TASK BRIEF:
Check every line of the entries for "ceste", and copy the lines that hold it.

— Start of RECORDS —

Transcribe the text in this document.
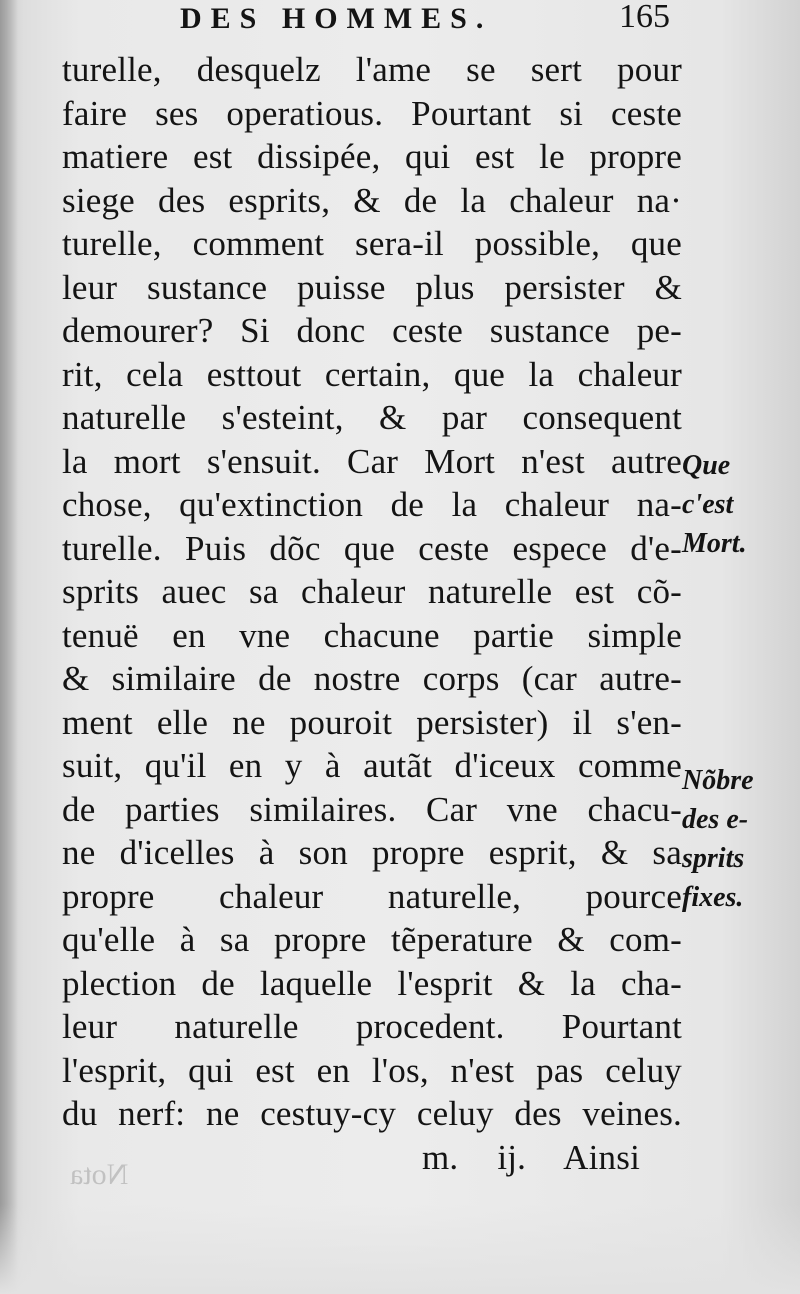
DES HOMMES.	165
turelle, desquelz l'ame se sert pour
faire ses operatious. Pourtant si ceste
matiere est dissipée, qui est le propre
siege des esprits, & de la chaleur na·
turelle, comment sera-il possible, que
leur sustance puisse plus persister &
demourer? Si donc ceste sustance pe-
rit, cela esttout certain, que la chaleur
naturelle s'esteint, & par consequent
la mort s'ensuit. Car Mort n'est autre
chose, qu'extinction de la chaleur na-
turelle. Puis dõc que ceste espece d'e-
sprits auec sa chaleur naturelle est cõ-
tenuë en vne chacune partie simple
& similaire de nostre corps (car autre-
ment elle ne pouroit persister) il s'en-
suit, qu'il en y à autãt d'iceux comme
de parties similaires. Car vne chacu-
ne d'icelles à son propre esprit, & sa
propre chaleur naturelle, pource
qu'elle à sa propre tẽperature & com-
plection de laquelle l'esprit & la cha-
leur naturelle procedent. Pourtant
l'esprit, qui est en l'os, n'est pas celuy
du nerf: ne cestuy-cy celuy des veines.
m. ij. Ainsi
Que
c'est
Mort.
Nõbre
des e-
sprits
fixes.
Nota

— End of RECORDS —

RESULT OF THE EXERCISE:
faire ses operatious. Pourtant si ceste
demourer? Si donc ceste sustance pe-
turelle. Puis dõc que ceste espece d'e-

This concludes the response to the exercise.